** START **

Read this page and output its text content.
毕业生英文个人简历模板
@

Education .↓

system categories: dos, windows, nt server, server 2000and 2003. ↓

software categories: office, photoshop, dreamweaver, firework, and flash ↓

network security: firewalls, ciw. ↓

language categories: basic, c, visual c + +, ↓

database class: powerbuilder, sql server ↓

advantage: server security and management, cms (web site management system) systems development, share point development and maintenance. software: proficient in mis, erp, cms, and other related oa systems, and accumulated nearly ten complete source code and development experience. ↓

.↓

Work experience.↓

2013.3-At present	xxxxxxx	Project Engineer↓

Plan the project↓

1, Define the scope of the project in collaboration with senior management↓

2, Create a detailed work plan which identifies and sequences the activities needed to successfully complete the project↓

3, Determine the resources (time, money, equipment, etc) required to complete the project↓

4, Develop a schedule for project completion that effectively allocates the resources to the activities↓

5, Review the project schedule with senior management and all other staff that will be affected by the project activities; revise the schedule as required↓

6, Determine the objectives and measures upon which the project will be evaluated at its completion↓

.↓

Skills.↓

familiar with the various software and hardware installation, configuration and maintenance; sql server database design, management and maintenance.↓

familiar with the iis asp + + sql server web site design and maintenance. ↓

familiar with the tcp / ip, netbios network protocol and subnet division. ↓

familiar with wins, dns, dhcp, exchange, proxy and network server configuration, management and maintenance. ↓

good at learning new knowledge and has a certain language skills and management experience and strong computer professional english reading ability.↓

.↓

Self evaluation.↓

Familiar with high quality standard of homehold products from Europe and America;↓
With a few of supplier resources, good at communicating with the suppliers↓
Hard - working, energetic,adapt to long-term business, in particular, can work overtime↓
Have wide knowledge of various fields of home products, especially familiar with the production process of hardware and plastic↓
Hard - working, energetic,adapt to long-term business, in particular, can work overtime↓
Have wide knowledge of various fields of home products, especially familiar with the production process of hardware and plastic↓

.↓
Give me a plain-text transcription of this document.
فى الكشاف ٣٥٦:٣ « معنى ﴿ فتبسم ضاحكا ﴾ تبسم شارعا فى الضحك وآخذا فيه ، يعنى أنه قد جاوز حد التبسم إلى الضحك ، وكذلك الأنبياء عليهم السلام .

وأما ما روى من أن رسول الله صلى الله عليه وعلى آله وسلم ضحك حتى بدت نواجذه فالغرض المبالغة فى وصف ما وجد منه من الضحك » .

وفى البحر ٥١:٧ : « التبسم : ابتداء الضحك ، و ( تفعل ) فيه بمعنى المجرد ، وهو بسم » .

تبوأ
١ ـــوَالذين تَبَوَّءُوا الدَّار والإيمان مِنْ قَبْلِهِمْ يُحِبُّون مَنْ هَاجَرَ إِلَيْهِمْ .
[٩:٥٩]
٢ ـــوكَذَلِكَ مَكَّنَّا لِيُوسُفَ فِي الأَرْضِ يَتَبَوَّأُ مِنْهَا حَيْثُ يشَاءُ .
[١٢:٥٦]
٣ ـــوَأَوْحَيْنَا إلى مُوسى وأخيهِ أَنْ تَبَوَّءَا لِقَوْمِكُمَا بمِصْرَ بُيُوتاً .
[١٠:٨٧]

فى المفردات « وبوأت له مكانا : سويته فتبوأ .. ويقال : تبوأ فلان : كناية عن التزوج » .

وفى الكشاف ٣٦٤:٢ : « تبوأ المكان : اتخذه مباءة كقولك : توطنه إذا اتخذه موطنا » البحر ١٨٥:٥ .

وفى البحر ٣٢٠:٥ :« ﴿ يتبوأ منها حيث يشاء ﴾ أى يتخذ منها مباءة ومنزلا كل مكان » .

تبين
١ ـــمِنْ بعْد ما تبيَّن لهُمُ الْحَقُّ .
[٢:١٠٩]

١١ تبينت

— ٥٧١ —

** END **

> [Directions for this task]
Reproduce the records above exactly as they appear.

> [In response]
Read this page and output its text content.
毕业生英文个人简历模板
@

Education .↓

system categories: dos, windows, nt server, server 2000and 2003. ↓

software categories: office, photoshop, dreamweaver, firework, and flash ↓

network security: firewalls, ciw. ↓

language categories: basic, c, visual c + +, ↓

database class: powerbuilder, sql server ↓

advantage: server security and management, cms (web site management system) systems development, share point development and maintenance. software: proficient in mis, erp, cms, and other related oa systems, and accumulated nearly ten complete source code and development experience. ↓

.↓

Work experience.↓

2013.3-At present	xxxxxxx	Project Engineer↓

Plan the project↓

1, Define the scope of the project in collaboration with senior management↓

2, Create a detailed work plan which identifies and sequences the activities needed to successfully complete the project↓

3, Determine the resources (time, money, equipment, etc) required to complete the project↓

4, Develop a schedule for project completion that effectively allocates the resources to the activities↓

5, Review the project schedule with senior management and all other staff that will be affected by the project activities; revise the schedule as required↓

6, Determine the objectives and measures upon which the project will be evaluated at its completion↓

.↓

Skills.↓

familiar with the various software and hardware installation, configuration and maintenance; sql server database design, management and maintenance.↓

familiar with the iis asp + + sql server web site design and maintenance. ↓

familiar with the tcp / ip, netbios network protocol and subnet division. ↓

familiar with wins, dns, dhcp, exchange, proxy and network server configuration, management and maintenance. ↓

good at learning new knowledge and has a certain language skills and management experience and strong computer professional english reading ability.↓

.↓

Self evaluation.↓

Familiar with high quality standard of homehold products from Europe and America;↓
With a few of supplier resources, good at communicating with the suppliers↓
Hard - working, energetic,adapt to long-term business, in particular, can work overtime↓
Have wide knowledge of various fields of home products, especially familiar with the production process of hardware and plastic↓
Hard - working, energetic,adapt to long-term business, in particular, can work overtime↓
Have wide knowledge of various fields of home products, especially familiar with the production process of hardware and plastic↓

.↓
Give me a plain-text transcription of this document.
فى الكشاف ٣٥٦:٣ « معنى ﴿ فتبسم ضاحكا ﴾ تبسم شارعا فى الضحك وآخذا فيه ، يعنى أنه قد جاوز حد التبسم إلى الضحك ، وكذلك الأنبياء عليهم السلام .

وأما ما روى من أن رسول الله صلى الله عليه وعلى آله وسلم ضحك حتى بدت نواجذه فالغرض المبالغة فى وصف ما وجد منه من الضحك » .

وفى البحر ٥١:٧ : « التبسم : ابتداء الضحك ، و ( تفعل ) فيه بمعنى المجرد ، وهو بسم » .

تبوأ
١ ـــوَالذين تَبَوَّءُوا الدَّار والإيمان مِنْ قَبْلِهِمْ يُحِبُّون مَنْ هَاجَرَ إِلَيْهِمْ .
[٩:٥٩]
٢ ـــوكَذَلِكَ مَكَّنَّا لِيُوسُفَ فِي الأَرْضِ يَتَبَوَّأُ مِنْهَا حَيْثُ يشَاءُ .
[١٢:٥٦]
٣ ـــوَأَوْحَيْنَا إلى مُوسى وأخيهِ أَنْ تَبَوَّءَا لِقَوْمِكُمَا بمِصْرَ بُيُوتاً .
[١٠:٨٧]

فى المفردات « وبوأت له مكانا : سويته فتبوأ .. ويقال : تبوأ فلان : كناية عن التزوج » .

وفى الكشاف ٣٦٤:٢ : « تبوأ المكان : اتخذه مباءة كقولك : توطنه إذا اتخذه موطنا » البحر ١٨٥:٥ .

وفى البحر ٣٢٠:٥ :« ﴿ يتبوأ منها حيث يشاء ﴾ أى يتخذ منها مباءة ومنزلا كل مكان » .

تبين
١ ـــمِنْ بعْد ما تبيَّن لهُمُ الْحَقُّ .
[٢:١٠٩]

١١ تبينت

— ٥٧١ —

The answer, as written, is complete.